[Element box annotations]
========================

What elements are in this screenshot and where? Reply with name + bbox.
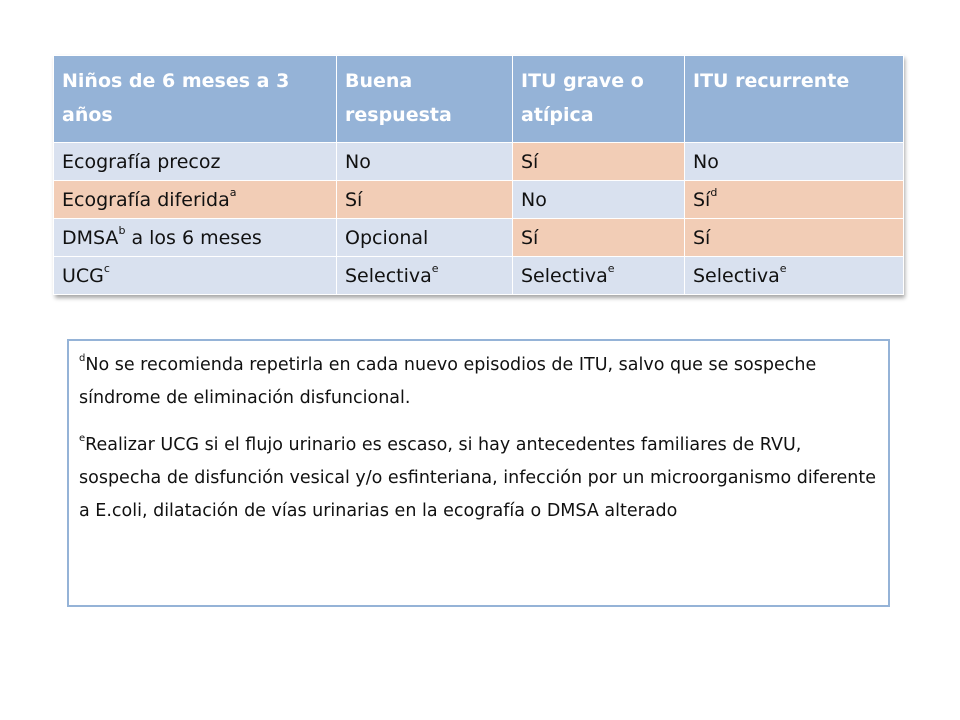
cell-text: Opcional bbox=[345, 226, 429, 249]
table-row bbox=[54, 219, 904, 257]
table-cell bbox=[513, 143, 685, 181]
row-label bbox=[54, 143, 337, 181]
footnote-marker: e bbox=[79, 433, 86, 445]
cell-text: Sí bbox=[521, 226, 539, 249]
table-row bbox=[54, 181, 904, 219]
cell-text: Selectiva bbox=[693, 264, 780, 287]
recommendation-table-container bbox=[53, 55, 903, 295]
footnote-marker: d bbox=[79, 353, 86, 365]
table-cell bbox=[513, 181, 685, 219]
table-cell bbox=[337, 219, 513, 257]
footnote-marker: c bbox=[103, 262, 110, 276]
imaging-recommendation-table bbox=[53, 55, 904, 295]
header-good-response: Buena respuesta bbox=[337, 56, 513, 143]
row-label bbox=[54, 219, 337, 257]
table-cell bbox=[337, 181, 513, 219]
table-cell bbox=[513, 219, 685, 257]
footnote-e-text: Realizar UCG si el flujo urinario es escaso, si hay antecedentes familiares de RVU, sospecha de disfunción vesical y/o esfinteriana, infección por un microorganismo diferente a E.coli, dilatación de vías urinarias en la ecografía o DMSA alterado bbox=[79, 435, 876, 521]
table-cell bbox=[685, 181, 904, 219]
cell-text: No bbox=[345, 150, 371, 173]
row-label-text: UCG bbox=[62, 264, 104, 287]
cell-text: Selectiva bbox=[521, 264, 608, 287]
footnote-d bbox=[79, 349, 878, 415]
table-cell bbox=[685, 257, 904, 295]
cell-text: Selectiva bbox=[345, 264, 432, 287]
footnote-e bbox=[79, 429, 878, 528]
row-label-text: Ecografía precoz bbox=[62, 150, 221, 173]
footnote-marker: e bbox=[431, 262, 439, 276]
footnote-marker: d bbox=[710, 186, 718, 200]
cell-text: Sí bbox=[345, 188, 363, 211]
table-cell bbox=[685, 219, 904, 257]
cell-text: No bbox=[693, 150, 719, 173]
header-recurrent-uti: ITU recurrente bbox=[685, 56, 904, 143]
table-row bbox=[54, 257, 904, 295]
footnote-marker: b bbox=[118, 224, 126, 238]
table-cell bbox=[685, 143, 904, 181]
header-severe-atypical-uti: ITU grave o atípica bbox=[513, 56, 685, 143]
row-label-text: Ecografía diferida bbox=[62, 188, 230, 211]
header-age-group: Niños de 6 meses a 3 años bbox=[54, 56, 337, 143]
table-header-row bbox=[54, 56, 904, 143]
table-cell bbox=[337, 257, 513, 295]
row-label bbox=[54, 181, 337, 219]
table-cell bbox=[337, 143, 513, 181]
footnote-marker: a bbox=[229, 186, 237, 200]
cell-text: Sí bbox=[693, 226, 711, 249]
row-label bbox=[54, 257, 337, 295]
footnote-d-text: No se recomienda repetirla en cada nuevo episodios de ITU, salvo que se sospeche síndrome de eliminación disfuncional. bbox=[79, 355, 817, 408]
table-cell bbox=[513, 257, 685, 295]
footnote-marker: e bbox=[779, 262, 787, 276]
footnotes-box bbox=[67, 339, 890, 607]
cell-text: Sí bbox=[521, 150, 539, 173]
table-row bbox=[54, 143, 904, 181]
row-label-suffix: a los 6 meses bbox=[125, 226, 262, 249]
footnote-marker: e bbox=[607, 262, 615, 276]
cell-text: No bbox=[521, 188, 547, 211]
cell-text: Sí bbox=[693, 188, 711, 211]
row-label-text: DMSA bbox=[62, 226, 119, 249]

========================

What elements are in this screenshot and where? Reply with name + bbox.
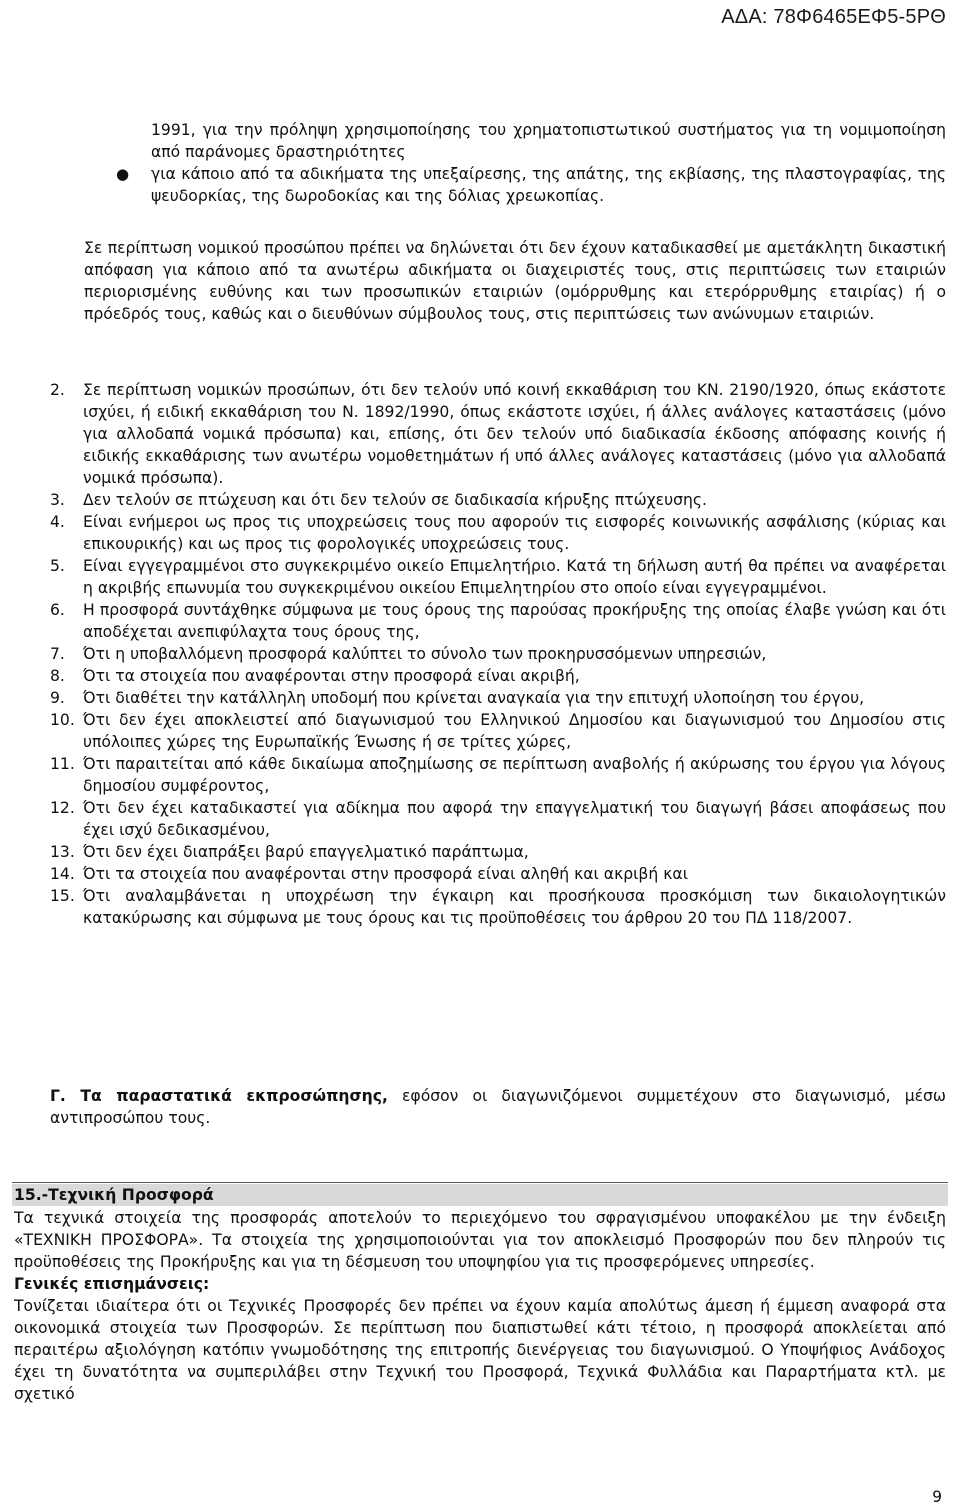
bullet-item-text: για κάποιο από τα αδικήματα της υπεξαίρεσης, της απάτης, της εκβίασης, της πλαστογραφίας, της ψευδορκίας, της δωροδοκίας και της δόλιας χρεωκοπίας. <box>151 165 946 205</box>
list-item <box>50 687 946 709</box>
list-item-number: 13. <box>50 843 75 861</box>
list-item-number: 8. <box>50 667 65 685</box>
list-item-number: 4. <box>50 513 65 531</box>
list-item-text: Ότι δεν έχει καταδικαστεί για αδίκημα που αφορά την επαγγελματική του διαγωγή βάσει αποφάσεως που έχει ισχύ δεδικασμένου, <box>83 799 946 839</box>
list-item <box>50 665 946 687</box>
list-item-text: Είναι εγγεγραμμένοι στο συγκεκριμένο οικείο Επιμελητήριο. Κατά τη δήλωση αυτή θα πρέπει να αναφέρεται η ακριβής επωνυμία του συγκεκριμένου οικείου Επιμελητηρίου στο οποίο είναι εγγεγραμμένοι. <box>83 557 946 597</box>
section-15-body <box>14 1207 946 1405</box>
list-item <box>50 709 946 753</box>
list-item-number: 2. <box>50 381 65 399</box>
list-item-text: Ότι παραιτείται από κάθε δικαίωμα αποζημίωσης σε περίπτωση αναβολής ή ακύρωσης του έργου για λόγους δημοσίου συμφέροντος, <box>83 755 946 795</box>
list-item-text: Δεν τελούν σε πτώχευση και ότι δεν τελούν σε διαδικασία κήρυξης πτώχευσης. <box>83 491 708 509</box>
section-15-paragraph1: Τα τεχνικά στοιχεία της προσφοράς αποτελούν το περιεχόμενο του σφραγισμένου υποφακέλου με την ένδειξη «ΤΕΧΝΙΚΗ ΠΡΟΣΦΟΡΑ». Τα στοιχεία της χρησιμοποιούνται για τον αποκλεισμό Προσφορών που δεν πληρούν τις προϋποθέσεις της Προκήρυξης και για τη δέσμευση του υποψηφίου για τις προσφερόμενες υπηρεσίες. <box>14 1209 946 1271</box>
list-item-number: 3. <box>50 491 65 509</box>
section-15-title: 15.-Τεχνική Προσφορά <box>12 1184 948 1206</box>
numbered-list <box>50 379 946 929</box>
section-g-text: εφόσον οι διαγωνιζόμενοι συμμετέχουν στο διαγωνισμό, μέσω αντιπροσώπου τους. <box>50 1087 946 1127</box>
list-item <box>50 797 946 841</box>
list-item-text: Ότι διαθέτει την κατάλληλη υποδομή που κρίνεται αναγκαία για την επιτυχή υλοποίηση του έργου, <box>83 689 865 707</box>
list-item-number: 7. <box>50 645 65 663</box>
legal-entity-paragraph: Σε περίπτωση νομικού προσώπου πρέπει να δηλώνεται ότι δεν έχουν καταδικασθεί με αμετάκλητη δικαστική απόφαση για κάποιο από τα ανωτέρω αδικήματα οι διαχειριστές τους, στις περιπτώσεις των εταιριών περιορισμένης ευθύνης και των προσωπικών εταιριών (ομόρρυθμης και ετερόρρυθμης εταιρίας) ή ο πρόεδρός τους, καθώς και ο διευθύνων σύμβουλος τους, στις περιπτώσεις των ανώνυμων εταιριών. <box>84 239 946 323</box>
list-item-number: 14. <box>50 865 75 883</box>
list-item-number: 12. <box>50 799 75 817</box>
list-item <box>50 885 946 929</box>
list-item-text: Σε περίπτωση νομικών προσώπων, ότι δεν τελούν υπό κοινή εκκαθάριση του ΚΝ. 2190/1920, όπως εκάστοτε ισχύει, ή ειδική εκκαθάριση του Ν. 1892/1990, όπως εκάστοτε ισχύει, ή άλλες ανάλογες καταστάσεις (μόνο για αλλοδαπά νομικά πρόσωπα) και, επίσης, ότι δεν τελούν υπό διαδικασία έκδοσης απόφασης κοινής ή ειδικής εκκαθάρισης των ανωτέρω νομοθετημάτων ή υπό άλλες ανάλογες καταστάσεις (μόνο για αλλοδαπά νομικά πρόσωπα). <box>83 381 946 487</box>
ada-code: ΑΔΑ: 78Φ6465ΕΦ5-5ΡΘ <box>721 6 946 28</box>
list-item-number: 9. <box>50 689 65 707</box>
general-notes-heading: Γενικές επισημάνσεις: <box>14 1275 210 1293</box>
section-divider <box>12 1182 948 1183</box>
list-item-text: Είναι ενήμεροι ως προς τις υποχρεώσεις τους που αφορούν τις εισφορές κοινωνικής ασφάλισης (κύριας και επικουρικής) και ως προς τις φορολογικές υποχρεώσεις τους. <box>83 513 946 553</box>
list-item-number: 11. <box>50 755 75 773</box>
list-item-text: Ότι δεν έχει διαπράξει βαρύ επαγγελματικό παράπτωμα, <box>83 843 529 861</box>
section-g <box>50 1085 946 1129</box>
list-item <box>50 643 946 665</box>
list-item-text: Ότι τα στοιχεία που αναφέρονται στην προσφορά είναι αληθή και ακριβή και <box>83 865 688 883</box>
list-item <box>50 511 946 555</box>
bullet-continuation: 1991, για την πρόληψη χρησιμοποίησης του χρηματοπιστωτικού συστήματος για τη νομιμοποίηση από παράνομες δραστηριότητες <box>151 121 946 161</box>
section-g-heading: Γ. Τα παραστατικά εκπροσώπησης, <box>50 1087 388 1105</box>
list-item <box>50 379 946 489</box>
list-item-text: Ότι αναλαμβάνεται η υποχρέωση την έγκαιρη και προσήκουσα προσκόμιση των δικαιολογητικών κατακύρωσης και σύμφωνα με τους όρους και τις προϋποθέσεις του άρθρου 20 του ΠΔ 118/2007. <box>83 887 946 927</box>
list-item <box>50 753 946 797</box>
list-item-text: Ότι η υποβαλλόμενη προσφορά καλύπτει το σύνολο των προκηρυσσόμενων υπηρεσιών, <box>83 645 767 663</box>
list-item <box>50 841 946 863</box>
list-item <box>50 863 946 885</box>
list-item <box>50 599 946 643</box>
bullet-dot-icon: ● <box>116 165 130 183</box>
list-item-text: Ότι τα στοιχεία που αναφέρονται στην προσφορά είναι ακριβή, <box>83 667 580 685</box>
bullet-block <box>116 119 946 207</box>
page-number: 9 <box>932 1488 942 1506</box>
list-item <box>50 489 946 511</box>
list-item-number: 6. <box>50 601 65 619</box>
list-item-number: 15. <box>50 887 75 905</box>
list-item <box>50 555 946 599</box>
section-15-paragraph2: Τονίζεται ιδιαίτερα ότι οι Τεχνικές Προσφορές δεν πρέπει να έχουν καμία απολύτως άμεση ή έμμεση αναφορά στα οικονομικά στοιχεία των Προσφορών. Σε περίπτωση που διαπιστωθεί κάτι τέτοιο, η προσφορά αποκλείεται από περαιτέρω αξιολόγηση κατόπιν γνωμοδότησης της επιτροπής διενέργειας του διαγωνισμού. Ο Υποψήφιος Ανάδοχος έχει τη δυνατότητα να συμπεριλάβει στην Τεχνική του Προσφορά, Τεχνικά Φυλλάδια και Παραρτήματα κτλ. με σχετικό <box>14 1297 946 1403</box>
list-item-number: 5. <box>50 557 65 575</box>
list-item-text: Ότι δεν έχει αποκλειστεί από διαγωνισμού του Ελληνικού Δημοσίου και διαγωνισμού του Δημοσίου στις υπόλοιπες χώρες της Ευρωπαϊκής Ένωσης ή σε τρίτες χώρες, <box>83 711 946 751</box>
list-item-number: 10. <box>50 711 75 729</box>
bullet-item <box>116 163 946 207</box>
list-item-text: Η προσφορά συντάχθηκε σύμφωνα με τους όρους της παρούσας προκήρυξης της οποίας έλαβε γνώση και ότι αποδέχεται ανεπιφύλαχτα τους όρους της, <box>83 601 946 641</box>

========================

(THE EXERCISE) Output the stretch of the data above, from the line containing "bullet-item-text: για κάποιο" through the line containing "list-item-number: 2. <box>50 381 65 399</box>", as a Markdown table with the columns Row and Line. Number each line and skip any blank ones.

(SOLUTION FOR THIS EXERCISE)
| Row | Line |
|---|---|
| 1 | bullet-item-text: για κάποιο από τα αδικήματα της υπεξαίρεσης, της απάτης, της εκβίασης, της πλαστογραφίας, της ψευδορκίας, της δωροδοκίας και της δόλιας χρεωκοπίας. <box>151 165 946 205</box> |
| 2 | list-item <box>50 687 946 709</box> |
| 3 | list-item-number: 13. <box>50 843 75 861</box> |
| 4 | list-item-number: 8. <box>50 667 65 685</box> |
| 5 | list-item-number: 4. <box>50 513 65 531</box> |
| 6 | list-item-text: Ότι δεν έχει καταδικαστεί για αδίκημα που αφορά την επαγγελματική του διαγωγή βάσει αποφάσεως που έχει ισχύ δεδικασμένου, <box>83 799 946 839</box> |
| 7 | list-item <box>50 665 946 687</box> |
| 8 | list-item-text: Είναι εγγεγραμμένοι στο συγκεκριμένο οικείο Επιμελητήριο. Κατά τη δήλωση αυτή θα πρέπει να αναφέρεται η ακριβής επωνυμία του συγκεκριμένου οικείου Επιμελητηρίου στο οποίο είναι εγγεγραμμένοι. <box>83 557 946 597</box> |
| 9 | section-15-body <box>14 1207 946 1405</box> |
| 10 | list-item <box>50 709 946 753</box> |
| 11 | list-item-number: 2. <box>50 381 65 399</box> |